Problem statement: Copy out all of the entries below, substituting "question-icon" for every instance of "help-icon" and keeping everything else the same. Leave the pictures out.

Information given:
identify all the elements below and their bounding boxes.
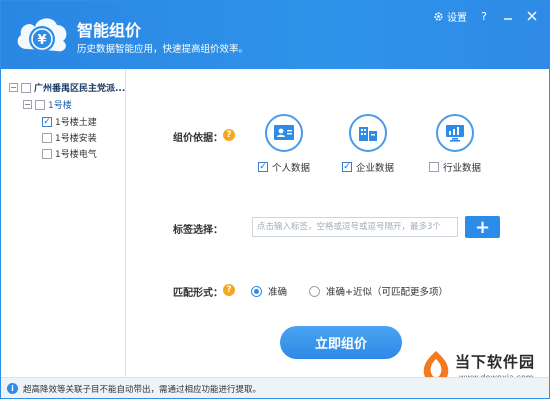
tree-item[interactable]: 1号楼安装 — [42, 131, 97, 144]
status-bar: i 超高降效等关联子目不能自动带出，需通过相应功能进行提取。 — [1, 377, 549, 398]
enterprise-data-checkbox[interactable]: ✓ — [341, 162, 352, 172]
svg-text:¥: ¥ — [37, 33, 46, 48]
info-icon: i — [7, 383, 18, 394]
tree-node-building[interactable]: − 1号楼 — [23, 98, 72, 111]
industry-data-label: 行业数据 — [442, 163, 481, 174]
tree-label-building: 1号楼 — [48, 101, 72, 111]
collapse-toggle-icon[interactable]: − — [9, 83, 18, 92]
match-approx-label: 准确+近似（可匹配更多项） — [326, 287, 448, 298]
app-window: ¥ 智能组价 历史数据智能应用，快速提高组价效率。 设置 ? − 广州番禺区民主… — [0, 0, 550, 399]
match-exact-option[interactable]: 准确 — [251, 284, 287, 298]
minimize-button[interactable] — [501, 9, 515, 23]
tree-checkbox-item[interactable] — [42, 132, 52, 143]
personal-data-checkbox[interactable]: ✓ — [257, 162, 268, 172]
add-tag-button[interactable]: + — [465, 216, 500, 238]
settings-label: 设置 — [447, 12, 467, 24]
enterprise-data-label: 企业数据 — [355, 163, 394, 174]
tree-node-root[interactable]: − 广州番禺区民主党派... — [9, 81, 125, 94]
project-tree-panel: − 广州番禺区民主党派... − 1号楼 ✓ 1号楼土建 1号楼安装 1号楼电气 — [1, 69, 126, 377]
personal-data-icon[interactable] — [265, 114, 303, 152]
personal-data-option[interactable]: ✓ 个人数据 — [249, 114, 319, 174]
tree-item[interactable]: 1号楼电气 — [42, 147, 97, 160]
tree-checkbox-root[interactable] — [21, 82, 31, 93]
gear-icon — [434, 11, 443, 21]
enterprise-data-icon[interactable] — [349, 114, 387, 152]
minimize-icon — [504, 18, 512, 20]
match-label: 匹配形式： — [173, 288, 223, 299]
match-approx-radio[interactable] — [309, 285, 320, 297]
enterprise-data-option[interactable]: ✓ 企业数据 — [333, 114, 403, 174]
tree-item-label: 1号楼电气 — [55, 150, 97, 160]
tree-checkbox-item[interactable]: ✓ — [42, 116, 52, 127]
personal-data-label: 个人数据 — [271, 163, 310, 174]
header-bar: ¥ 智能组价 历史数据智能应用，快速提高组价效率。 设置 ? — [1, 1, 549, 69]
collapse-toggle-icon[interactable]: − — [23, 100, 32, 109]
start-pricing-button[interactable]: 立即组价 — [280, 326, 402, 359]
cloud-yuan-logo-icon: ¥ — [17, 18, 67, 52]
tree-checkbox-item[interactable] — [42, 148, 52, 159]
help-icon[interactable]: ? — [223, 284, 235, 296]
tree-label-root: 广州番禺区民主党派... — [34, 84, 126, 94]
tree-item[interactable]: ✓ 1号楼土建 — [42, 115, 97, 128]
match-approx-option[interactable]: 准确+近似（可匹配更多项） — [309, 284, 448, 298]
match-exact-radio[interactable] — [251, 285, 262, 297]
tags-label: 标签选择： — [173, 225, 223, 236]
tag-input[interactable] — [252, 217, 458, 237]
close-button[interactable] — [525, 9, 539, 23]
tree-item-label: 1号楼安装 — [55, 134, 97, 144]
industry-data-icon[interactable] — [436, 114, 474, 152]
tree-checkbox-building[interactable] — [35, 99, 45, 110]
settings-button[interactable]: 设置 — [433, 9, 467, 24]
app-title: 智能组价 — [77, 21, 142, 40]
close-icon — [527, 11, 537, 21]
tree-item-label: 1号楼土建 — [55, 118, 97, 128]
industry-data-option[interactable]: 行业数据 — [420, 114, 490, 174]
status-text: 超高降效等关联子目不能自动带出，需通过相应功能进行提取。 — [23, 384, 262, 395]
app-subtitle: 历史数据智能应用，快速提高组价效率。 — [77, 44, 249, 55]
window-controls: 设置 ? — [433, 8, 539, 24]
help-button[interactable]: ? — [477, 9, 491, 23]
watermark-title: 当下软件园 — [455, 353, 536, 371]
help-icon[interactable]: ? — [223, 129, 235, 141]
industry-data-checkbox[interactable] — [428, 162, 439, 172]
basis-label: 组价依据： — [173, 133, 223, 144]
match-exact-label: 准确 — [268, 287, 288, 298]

Written answer:
identify all the elements below and their bounding boxes.
tree-item[interactable]: 1号楼安装 — [42, 131, 97, 144]
status-bar: i 超高降效等关联子目不能自动带出，需通过相应功能进行提取。 — [1, 377, 549, 398]
enterprise-data-checkbox[interactable]: ✓ — [341, 162, 352, 172]
svg-text:¥: ¥ — [37, 33, 46, 48]
info-icon: i — [7, 383, 18, 394]
tree-node-building[interactable]: − 1号楼 — [23, 98, 72, 111]
industry-data-label: 行业数据 — [442, 163, 481, 174]
tree-label-building: 1号楼 — [48, 101, 72, 111]
collapse-toggle-icon[interactable]: − — [9, 83, 18, 92]
match-approx-label: 准确+近似（可匹配更多项） — [326, 287, 448, 298]
app-window: ¥ 智能组价 历史数据智能应用，快速提高组价效率。 设置 ? − 广州番禺区民主… — [0, 0, 550, 399]
match-exact-option[interactable]: 准确 — [251, 284, 287, 298]
minimize-button[interactable] — [501, 9, 515, 23]
tree-checkbox-item[interactable] — [42, 132, 52, 143]
personal-data-checkbox[interactable]: ✓ — [257, 162, 268, 172]
add-tag-button[interactable]: + — [465, 216, 500, 238]
settings-label: 设置 — [447, 12, 467, 24]
enterprise-data-label: 企业数据 — [355, 163, 394, 174]
tree-node-root[interactable]: − 广州番禺区民主党派... — [9, 81, 125, 94]
project-tree-panel: − 广州番禺区民主党派... − 1号楼 ✓ 1号楼土建 1号楼安装 1号楼电气 — [1, 69, 126, 377]
personal-data-icon[interactable] — [265, 114, 303, 152]
personal-data-option[interactable]: ✓ 个人数据 — [249, 114, 319, 174]
tree-item[interactable]: 1号楼电气 — [42, 147, 97, 160]
tree-checkbox-root[interactable] — [21, 82, 31, 93]
gear-icon — [434, 11, 443, 21]
enterprise-data-icon[interactable] — [349, 114, 387, 152]
minimize-icon — [504, 18, 512, 20]
match-label: 匹配形式： — [173, 288, 223, 299]
match-approx-radio[interactable] — [309, 285, 320, 297]
enterprise-data-option[interactable]: ✓ 企业数据 — [333, 114, 403, 174]
tree-item-label: 1号楼电气 — [55, 150, 97, 160]
tree-checkbox-item[interactable]: ✓ — [42, 116, 52, 127]
personal-data-label: 个人数据 — [271, 163, 310, 174]
header-bar: ¥ 智能组价 历史数据智能应用，快速提高组价效率。 设置 ? — [1, 1, 549, 69]
collapse-toggle-icon[interactable]: − — [23, 100, 32, 109]
start-pricing-button[interactable]: 立即组价 — [280, 326, 402, 359]
cloud-yuan-logo-icon: ¥ — [17, 18, 67, 52]
tree-checkbox-item[interactable] — [42, 148, 52, 159]
question-icon[interactable]: ? — [223, 284, 235, 296]
tree-label-root: 广州番禺区民主党派... — [34, 84, 126, 94]
tree-item[interactable]: ✓ 1号楼土建 — [42, 115, 97, 128]
match-approx-option[interactable]: 准确+近似（可匹配更多项） — [309, 284, 448, 298]
match-exact-radio[interactable] — [251, 285, 262, 297]
tags-label: 标签选择： — [173, 225, 223, 236]
tag-input[interactable] — [252, 217, 458, 237]
close-button[interactable] — [525, 9, 539, 23]
tree-item-label: 1号楼安装 — [55, 134, 97, 144]
industry-data-icon[interactable] — [436, 114, 474, 152]
tree-checkbox-building[interactable] — [35, 99, 45, 110]
settings-button[interactable]: 设置 — [433, 9, 467, 24]
app-title: 智能组价 — [77, 21, 142, 40]
close-icon — [527, 11, 537, 21]
tree-item-label: 1号楼土建 — [55, 118, 97, 128]
industry-data-option[interactable]: 行业数据 — [420, 114, 490, 174]
status-text: 超高降效等关联子目不能自动带出，需通过相应功能进行提取。 — [23, 384, 262, 395]
app-subtitle: 历史数据智能应用，快速提高组价效率。 — [77, 44, 249, 55]
window-controls: 设置 ? — [433, 8, 539, 24]
help-button[interactable]: ? — [477, 9, 491, 23]
watermark-title: 当下软件园 — [455, 353, 536, 371]
question-icon[interactable]: ? — [223, 129, 235, 141]
industry-data-checkbox[interactable] — [428, 162, 439, 172]
basis-label: 组价依据： — [173, 133, 223, 144]
match-exact-label: 准确 — [268, 287, 288, 298]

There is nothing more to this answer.